== WORK TO BE COMPLETED ==
Replace "chevron-right-icon" with "arrow-right-icon" in the entries from the line with "329, 613, 401]" up to and including the line with "608, 295, 636]". Reproduce only those lines, with everything else left unchanged.

[START]

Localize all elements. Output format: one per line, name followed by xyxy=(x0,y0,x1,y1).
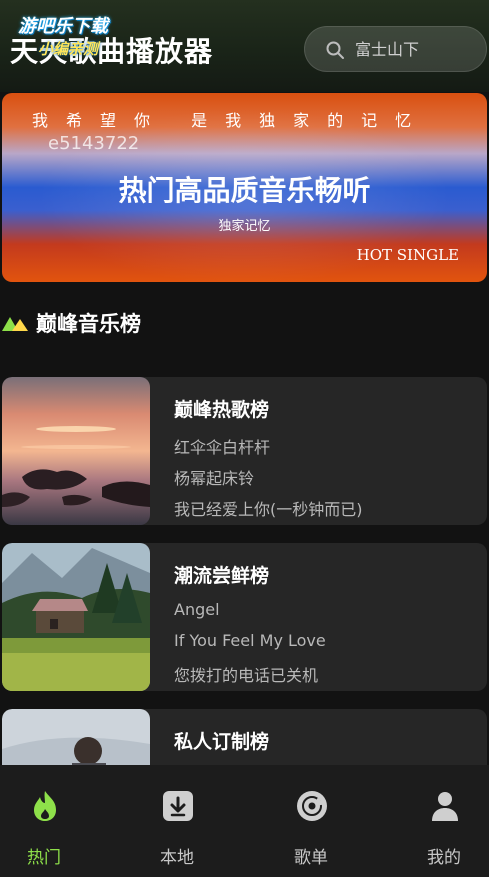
mountain-icon xyxy=(2,317,28,331)
banner-title: 热门高品质音乐畅听 xyxy=(118,174,371,207)
chart-song: Angel xyxy=(174,600,220,619)
chart-song: If You Feel My Love xyxy=(174,631,326,650)
nav-item-local[interactable]: 本地 xyxy=(116,765,238,877)
nav-label: 歌单 xyxy=(294,848,328,868)
nav-item-mine[interactable]: 我的 xyxy=(383,765,489,877)
chart-card-hot[interactable]: 巅峰热歌榜 红伞伞白杆杆 杨幂起床铃 我已经爱上你(一秒钟而已) xyxy=(2,377,487,525)
section-title: 巅峰音乐榜 xyxy=(36,312,141,336)
chart-title: 私人订制榜 xyxy=(174,731,270,753)
disc-icon xyxy=(297,791,327,821)
chart-cover-image xyxy=(2,377,150,525)
chart-card-trend[interactable]: 潮流尝鲜榜 Angel If You Feel My Love 您拨打的电话已关… xyxy=(2,543,487,691)
download-icon xyxy=(163,791,193,821)
banner-tag: HOT SINGLE xyxy=(356,246,459,264)
banner-lyric: 我希望你 是我独家的记忆 xyxy=(32,111,430,130)
promo-banner[interactable]: 我希望你 是我独家的记忆 e5143722 热门高品质音乐畅听 独家记忆 HOT… xyxy=(2,93,487,282)
bottom-nav: 热门 本地 歌单 我的 xyxy=(0,765,489,877)
nav-label: 本地 xyxy=(160,848,194,868)
header: 天天歌曲播放器 游吧乐下载 小编亲测 xyxy=(0,0,489,92)
banner-subtitle: 独家记忆 xyxy=(218,219,271,234)
chart-song: 您拨打的电话已关机 xyxy=(174,666,319,685)
chart-song: 我已经爱上你(一秒钟而已) xyxy=(174,500,363,519)
chart-song: 杨幂起床铃 xyxy=(174,469,255,488)
user-icon xyxy=(432,792,458,821)
app-screen: 天天歌曲播放器 游吧乐下载 小编亲测 我希望你 是我独家的记忆 e5143722… xyxy=(0,0,489,877)
search-bar[interactable] xyxy=(304,26,487,72)
nav-label: 热门 xyxy=(27,848,61,868)
nav-item-hot[interactable]: 热门 xyxy=(0,765,105,877)
chart-song: 红伞伞白杆杆 xyxy=(174,438,271,457)
chart-title: 潮流尝鲜榜 xyxy=(174,565,270,587)
app-title: 天天歌曲播放器 xyxy=(10,35,214,68)
search-input[interactable] xyxy=(355,27,480,71)
chart-cover-image xyxy=(2,543,150,691)
banner-code: e5143722 xyxy=(48,133,140,154)
search-icon xyxy=(326,41,344,59)
nav-item-playlist[interactable]: 歌单 xyxy=(250,765,372,877)
flame-icon xyxy=(34,791,56,821)
chart-title: 巅峰热歌榜 xyxy=(174,399,270,421)
nav-label: 我的 xyxy=(427,848,461,868)
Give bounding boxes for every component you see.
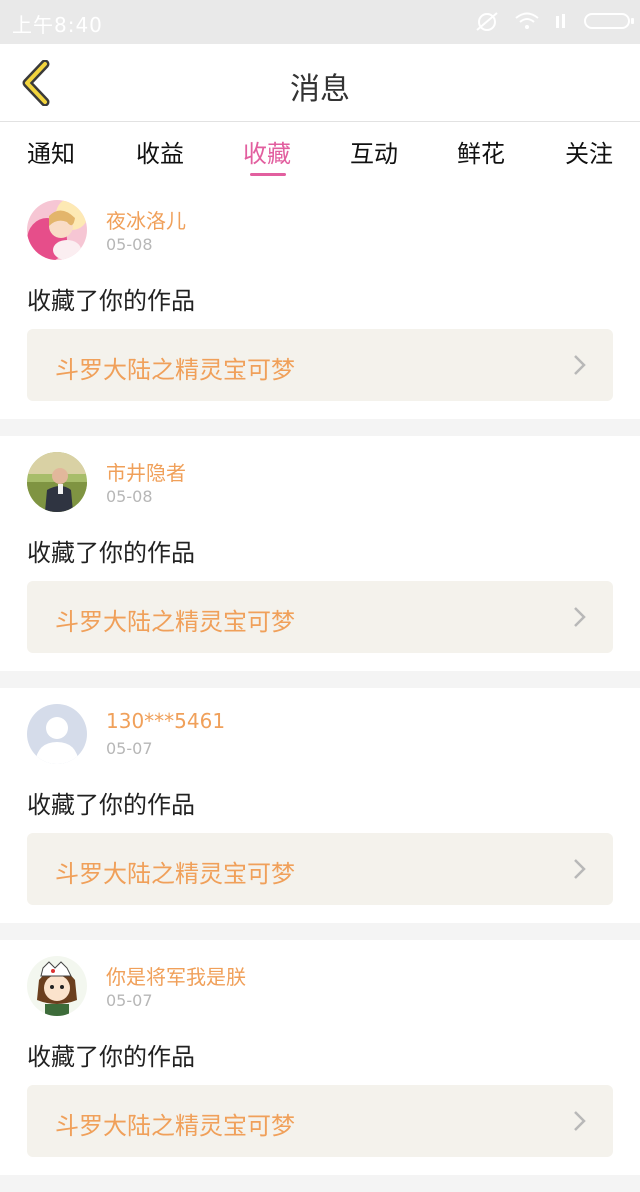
work-link[interactable]: 斗罗大陆之精灵宝可梦	[27, 329, 613, 401]
avatar[interactable]	[27, 200, 87, 260]
status-bar: 上午8:40	[0, 0, 640, 44]
message-date: 05-07	[106, 991, 153, 1010]
avatar[interactable]	[27, 704, 87, 764]
work-title: 斗罗大陆之精灵宝可梦	[55, 1112, 295, 1140]
status-icons	[474, 10, 634, 32]
alarm-off-icon	[476, 12, 498, 31]
chevron-right-icon	[574, 1111, 586, 1131]
user-name[interactable]: 市井隐者	[106, 457, 186, 486]
user-name[interactable]: 你是将军我是朕	[106, 961, 246, 990]
tab-interaction[interactable]: 互动	[320, 134, 428, 169]
chevron-right-icon	[574, 859, 586, 879]
message-card: 夜冰洛儿 05-08 收藏了你的作品 斗罗大陆之精灵宝可梦	[0, 184, 640, 419]
user-name[interactable]: 夜冰洛儿	[106, 205, 186, 234]
tab-flowers[interactable]: 鲜花	[427, 134, 535, 169]
message-action: 收藏了你的作品	[27, 539, 195, 567]
tab-notice[interactable]: 通知	[0, 134, 105, 169]
chevron-right-icon	[574, 355, 586, 375]
work-link[interactable]: 斗罗大陆之精灵宝可梦	[27, 581, 613, 653]
page-title: 消息	[290, 72, 350, 107]
message-action: 收藏了你的作品	[27, 791, 195, 819]
message-action: 收藏了你的作品	[27, 1043, 195, 1071]
message-list: 夜冰洛儿 05-08 收藏了你的作品 斗罗大陆之精灵宝可梦 市井隐者 05-08…	[0, 184, 640, 1192]
battery-icon	[584, 13, 634, 29]
tab-bar: 通知 收益 收藏 互动 鲜花 关注	[0, 122, 640, 184]
header: 消息	[0, 44, 640, 122]
tab-follow[interactable]: 关注	[535, 134, 640, 169]
avatar[interactable]	[27, 956, 87, 1016]
signal-icon	[556, 14, 565, 28]
message-date: 05-08	[106, 235, 153, 254]
message-card: 130***5461 05-07 收藏了你的作品 斗罗大陆之精灵宝可梦	[0, 688, 640, 923]
work-title: 斗罗大陆之精灵宝可梦	[55, 608, 295, 636]
wifi-icon	[515, 12, 539, 29]
message-card: 你是将军我是朕 05-07 收藏了你的作品 斗罗大陆之精灵宝可梦	[0, 940, 640, 1175]
message-action: 收藏了你的作品	[27, 287, 195, 315]
message-card: 市井隐者 05-08 收藏了你的作品 斗罗大陆之精灵宝可梦	[0, 436, 640, 671]
message-date: 05-07	[106, 739, 153, 758]
active-tab-indicator	[250, 173, 286, 176]
work-link[interactable]: 斗罗大陆之精灵宝可梦	[27, 1085, 613, 1157]
work-title: 斗罗大陆之精灵宝可梦	[55, 356, 295, 384]
status-time: 上午8:40	[12, 13, 103, 37]
work-link[interactable]: 斗罗大陆之精灵宝可梦	[27, 833, 613, 905]
chevron-right-icon	[574, 607, 586, 627]
message-date: 05-08	[106, 487, 153, 506]
tab-favorites[interactable]: 收藏	[213, 134, 321, 169]
tab-earnings[interactable]: 收益	[106, 134, 214, 169]
avatar[interactable]	[27, 452, 87, 512]
work-title: 斗罗大陆之精灵宝可梦	[55, 860, 295, 888]
user-name[interactable]: 130***5461	[106, 709, 225, 733]
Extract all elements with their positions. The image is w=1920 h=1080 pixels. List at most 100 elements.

[END]

== WORKED SOLUTION ==
work-link[interactable]: 斗罗大陆之精灵宝可梦	[27, 329, 613, 401]
avatar[interactable]	[27, 200, 87, 260]
status-bar: 上午8:40	[0, 0, 640, 44]
message-date: 05-07	[106, 991, 153, 1010]
avatar[interactable]	[27, 704, 87, 764]
work-title: 斗罗大陆之精灵宝可梦	[55, 1112, 295, 1140]
status-icons	[474, 10, 634, 32]
alarm-off-icon	[476, 12, 498, 31]
arrow-right-icon	[574, 1111, 586, 1131]
user-name[interactable]: 市井隐者	[106, 457, 186, 486]
user-name[interactable]: 你是将军我是朕	[106, 961, 246, 990]
tab-interaction[interactable]: 互动	[320, 134, 428, 169]
arrow-right-icon	[574, 859, 586, 879]
message-card: 夜冰洛儿 05-08 收藏了你的作品 斗罗大陆之精灵宝可梦	[0, 184, 640, 419]
user-name[interactable]: 夜冰洛儿	[106, 205, 186, 234]
tab-flowers[interactable]: 鲜花	[427, 134, 535, 169]
message-action: 收藏了你的作品	[27, 539, 195, 567]
tab-notice[interactable]: 通知	[0, 134, 105, 169]
arrow-right-icon	[574, 355, 586, 375]
work-link[interactable]: 斗罗大陆之精灵宝可梦	[27, 581, 613, 653]
page-title: 消息	[290, 72, 350, 107]
message-action: 收藏了你的作品	[27, 791, 195, 819]
message-action: 收藏了你的作品	[27, 1043, 195, 1071]
message-list: 夜冰洛儿 05-08 收藏了你的作品 斗罗大陆之精灵宝可梦 市井隐者 05-08…	[0, 184, 640, 1192]
battery-icon	[584, 13, 634, 29]
tab-bar: 通知 收益 收藏 互动 鲜花 关注	[0, 122, 640, 184]
header: 消息	[0, 44, 640, 122]
tab-follow[interactable]: 关注	[535, 134, 640, 169]
avatar[interactable]	[27, 956, 87, 1016]
signal-icon	[556, 14, 565, 28]
message-date: 05-08	[106, 235, 153, 254]
message-card: 130***5461 05-07 收藏了你的作品 斗罗大陆之精灵宝可梦	[0, 688, 640, 923]
work-title: 斗罗大陆之精灵宝可梦	[55, 608, 295, 636]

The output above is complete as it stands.